===== Document extract

Hackathons featuring OpenStack, Kubernetes and Ceph are fast-tracking open-source growth in China. Starting in 2015 with the goal of bridging the familiarity gap with open source, what started as a bug smash has since developed into a twice-yearly skill sharing event sponsored by companies like Huawei, Tencent, Intel and others.
In a post on Medium, organizers Fred Li, principal engineer at Huawei Technologies, Ruan He, chief architect of TStack Cloud and OpenStack Board Director at Tencent and Jianfeng “JF” Ding, software engineering manager at Intel sum up the achievements and what’s next for these popular events.
“Today, the open source world is evolving,” they say. “OpenStack is expanding to support open infrastructure and emerging use cases, like artificial intelligence and machine learning, are driving the need for us to collaborate across many different projects and communities. Similarly, a focus on customer needs requires a focus on the full stack for use cases like machine learning.”
Hats off to @uoduckswtd for her stellar interview with the @OpenStack China hackathon hosts. Great learnings from the past and aspirations for the future. #Huawei #Tencent #OpenInfrSummit https://t.co/EXm8gvN0LK#IAmIntel
— Kari Fredheim (@KLFredheim) April 4, 2019
And it’s not just about teaching newbies how to submit patches or get up to speed on upstream, either. Take the example of edge computing.

==========
===== Records supplied

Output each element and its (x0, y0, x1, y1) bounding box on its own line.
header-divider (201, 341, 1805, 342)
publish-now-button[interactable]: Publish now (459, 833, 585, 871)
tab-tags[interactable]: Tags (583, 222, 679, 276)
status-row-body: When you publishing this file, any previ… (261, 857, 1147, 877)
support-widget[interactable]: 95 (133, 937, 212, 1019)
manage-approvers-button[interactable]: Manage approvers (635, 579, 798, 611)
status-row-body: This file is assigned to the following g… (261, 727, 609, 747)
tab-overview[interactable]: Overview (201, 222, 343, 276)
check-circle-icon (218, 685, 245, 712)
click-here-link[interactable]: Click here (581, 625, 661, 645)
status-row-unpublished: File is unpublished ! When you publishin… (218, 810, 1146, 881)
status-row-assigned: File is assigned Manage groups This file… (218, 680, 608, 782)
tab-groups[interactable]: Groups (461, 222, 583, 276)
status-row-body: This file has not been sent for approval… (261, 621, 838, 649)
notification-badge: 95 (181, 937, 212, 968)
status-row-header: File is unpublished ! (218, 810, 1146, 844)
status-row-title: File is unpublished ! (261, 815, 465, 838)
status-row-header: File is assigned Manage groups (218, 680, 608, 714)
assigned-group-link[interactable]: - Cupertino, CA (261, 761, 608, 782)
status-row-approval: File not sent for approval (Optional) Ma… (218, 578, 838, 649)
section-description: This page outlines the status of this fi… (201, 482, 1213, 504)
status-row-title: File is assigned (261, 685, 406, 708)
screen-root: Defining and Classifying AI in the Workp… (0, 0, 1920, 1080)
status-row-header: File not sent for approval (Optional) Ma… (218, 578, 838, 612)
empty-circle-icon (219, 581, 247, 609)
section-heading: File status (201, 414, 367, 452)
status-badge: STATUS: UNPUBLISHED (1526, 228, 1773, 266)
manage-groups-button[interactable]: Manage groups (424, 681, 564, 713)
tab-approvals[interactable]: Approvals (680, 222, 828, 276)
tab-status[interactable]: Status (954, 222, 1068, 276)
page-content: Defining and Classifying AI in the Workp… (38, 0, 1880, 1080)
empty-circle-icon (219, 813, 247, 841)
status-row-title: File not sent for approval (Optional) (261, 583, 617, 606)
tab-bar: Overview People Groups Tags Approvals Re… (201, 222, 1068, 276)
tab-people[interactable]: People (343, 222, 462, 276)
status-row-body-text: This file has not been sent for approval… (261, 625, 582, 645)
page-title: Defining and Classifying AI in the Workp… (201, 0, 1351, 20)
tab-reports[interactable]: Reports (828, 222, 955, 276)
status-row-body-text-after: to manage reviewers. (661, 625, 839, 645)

==========

Your tasks =>
[a] From the article on the China hackathons, write out the passage starting at "Hackathons featuring OpenStack, Kubernetes" and ending at "Intel and others.".
[b] According to the article on the China hackathons, how often are the events held now?

Results =>
[a]
Hackathons featuring OpenStack, Kubernetes and Ceph are fast-tracking open-source growth in China. Starting in 2015 with the goal of bridging the familiarity gap with open source, what started as a bug smash has since developed into a twice-yearly skill sharing event sponsored by companies like Huawei, Tencent, Intel and others.

[b] Twice a year.